Written task: Tally each line where the word "screening" occurs, then give only the total.
___
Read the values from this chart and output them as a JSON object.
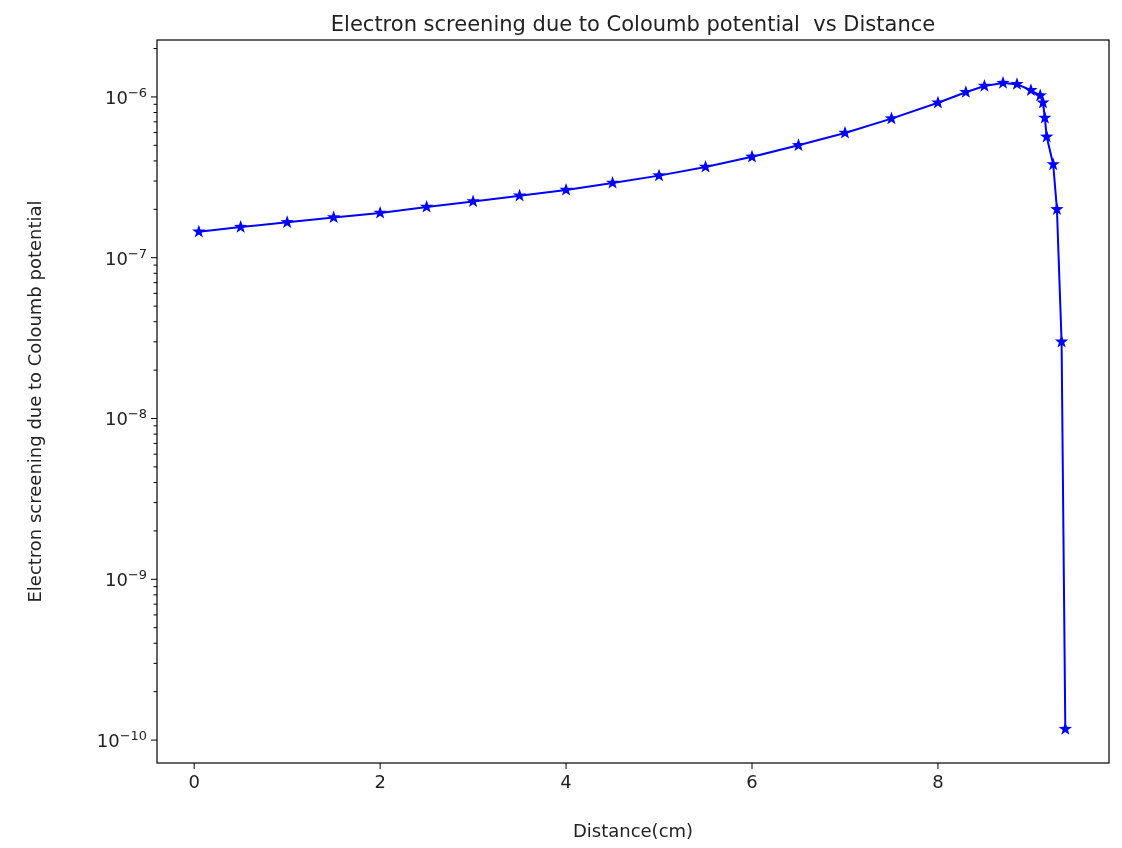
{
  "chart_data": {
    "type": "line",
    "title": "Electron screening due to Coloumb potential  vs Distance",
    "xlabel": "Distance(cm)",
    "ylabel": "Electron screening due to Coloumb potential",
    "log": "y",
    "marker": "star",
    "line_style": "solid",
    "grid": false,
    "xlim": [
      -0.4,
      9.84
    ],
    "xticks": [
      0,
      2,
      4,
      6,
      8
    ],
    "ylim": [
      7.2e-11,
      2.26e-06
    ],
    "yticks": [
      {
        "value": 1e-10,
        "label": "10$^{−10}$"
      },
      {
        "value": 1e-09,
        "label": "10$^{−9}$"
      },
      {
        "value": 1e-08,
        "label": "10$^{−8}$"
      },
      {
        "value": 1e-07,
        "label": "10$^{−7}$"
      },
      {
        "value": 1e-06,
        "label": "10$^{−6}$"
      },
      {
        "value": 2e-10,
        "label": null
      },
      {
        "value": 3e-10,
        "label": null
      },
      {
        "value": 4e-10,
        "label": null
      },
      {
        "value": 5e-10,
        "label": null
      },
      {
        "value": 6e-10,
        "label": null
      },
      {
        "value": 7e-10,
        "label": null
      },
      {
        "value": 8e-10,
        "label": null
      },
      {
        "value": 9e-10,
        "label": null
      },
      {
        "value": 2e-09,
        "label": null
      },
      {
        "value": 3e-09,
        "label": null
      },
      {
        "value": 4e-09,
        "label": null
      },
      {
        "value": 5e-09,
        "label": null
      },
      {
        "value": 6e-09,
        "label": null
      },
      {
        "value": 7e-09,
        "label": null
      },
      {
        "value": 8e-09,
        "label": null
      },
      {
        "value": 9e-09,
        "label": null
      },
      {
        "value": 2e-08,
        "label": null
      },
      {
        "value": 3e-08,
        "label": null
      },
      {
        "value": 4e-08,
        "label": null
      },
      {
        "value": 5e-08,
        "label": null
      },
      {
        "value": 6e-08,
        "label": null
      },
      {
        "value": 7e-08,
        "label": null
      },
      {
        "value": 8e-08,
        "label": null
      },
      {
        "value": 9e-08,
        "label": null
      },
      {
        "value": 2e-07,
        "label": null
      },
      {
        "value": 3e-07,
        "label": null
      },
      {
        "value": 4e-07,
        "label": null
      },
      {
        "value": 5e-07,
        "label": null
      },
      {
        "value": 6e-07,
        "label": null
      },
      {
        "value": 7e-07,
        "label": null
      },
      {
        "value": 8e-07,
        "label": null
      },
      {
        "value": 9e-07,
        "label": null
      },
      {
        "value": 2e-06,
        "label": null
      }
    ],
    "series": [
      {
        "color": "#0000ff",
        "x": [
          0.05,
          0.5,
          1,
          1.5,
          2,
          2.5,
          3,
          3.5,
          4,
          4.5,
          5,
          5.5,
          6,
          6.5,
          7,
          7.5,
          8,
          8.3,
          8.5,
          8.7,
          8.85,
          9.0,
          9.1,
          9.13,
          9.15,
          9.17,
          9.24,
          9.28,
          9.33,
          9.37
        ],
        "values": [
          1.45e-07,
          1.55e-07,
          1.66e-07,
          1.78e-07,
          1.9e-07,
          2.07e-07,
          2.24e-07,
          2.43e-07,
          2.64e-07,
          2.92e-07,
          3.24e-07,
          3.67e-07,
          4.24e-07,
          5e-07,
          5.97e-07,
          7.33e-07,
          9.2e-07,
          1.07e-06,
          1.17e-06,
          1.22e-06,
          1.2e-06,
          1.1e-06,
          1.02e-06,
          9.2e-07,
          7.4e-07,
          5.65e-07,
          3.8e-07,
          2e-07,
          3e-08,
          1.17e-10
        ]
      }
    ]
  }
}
___
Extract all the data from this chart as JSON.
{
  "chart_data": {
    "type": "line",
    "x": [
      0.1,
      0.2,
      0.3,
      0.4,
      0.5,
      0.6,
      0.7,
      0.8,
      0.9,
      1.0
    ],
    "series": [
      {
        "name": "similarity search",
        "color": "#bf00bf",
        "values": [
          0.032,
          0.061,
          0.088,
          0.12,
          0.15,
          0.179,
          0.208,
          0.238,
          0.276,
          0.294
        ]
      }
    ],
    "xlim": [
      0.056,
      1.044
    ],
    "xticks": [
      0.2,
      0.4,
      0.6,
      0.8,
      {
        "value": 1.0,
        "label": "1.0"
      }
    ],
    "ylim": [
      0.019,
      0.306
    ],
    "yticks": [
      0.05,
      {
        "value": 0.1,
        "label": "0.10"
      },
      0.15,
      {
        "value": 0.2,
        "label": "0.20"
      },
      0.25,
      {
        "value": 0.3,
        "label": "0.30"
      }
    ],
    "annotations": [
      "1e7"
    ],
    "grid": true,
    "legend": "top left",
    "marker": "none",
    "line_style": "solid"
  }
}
___
Task response: 2